**THE EXERCISE:**
Go through the data below. Pull out every line that has the word "штатных".

======

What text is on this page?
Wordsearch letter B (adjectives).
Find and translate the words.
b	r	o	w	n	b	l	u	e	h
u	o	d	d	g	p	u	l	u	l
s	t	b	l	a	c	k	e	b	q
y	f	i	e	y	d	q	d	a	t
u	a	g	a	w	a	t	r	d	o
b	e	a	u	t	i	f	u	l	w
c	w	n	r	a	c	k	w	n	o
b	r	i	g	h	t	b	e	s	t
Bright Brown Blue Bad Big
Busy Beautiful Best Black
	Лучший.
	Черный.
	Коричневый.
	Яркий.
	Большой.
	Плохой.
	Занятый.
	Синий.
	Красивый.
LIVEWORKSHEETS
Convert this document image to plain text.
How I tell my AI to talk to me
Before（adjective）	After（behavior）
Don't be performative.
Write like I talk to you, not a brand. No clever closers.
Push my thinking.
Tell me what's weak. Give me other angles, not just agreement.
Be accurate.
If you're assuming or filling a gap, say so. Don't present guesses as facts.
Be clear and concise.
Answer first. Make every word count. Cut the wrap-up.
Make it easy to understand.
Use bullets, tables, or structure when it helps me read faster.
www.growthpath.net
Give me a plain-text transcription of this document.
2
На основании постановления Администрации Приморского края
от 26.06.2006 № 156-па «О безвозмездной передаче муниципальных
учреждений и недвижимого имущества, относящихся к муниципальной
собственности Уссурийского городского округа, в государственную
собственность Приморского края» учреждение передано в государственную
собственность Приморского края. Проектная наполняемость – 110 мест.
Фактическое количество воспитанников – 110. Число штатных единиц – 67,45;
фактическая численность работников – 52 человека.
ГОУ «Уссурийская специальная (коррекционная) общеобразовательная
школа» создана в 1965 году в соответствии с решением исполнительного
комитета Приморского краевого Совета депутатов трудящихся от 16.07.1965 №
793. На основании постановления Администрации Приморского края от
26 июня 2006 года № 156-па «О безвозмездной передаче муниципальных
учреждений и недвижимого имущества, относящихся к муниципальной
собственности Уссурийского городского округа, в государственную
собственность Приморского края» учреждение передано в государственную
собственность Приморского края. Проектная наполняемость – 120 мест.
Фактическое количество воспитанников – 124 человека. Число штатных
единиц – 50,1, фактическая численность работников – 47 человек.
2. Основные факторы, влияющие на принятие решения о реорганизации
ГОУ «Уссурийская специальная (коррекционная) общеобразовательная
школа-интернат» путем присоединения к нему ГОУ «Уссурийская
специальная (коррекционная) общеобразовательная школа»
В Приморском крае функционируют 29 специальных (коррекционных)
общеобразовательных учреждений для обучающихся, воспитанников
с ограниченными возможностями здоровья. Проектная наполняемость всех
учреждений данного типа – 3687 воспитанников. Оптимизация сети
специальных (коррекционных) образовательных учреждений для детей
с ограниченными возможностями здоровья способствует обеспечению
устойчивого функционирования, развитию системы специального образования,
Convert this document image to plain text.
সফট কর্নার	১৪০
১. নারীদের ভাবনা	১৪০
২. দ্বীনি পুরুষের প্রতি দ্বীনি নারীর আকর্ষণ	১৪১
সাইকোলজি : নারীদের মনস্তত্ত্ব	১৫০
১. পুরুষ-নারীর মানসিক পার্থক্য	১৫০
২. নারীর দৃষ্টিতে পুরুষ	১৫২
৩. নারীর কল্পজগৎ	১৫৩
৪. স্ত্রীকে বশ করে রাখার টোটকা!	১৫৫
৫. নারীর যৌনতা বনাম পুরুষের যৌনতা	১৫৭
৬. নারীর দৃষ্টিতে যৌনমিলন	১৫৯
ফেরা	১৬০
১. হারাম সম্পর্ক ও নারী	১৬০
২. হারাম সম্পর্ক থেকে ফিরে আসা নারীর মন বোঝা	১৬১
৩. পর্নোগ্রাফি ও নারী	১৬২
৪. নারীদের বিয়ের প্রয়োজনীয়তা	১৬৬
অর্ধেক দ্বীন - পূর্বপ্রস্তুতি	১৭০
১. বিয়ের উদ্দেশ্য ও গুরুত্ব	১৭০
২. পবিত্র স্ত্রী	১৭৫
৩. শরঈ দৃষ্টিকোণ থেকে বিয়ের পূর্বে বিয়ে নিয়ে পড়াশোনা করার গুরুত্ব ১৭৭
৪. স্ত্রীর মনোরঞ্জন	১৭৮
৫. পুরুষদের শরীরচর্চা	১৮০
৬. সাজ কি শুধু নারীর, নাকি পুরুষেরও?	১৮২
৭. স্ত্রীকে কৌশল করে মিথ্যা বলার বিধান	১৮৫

======

**WRITTEN SOLUTION:**
Фактическое количество воспитанников – 110. Число штатных единиц – 67,45;
Фактическое количество воспитанников – 124 человека. Число штатных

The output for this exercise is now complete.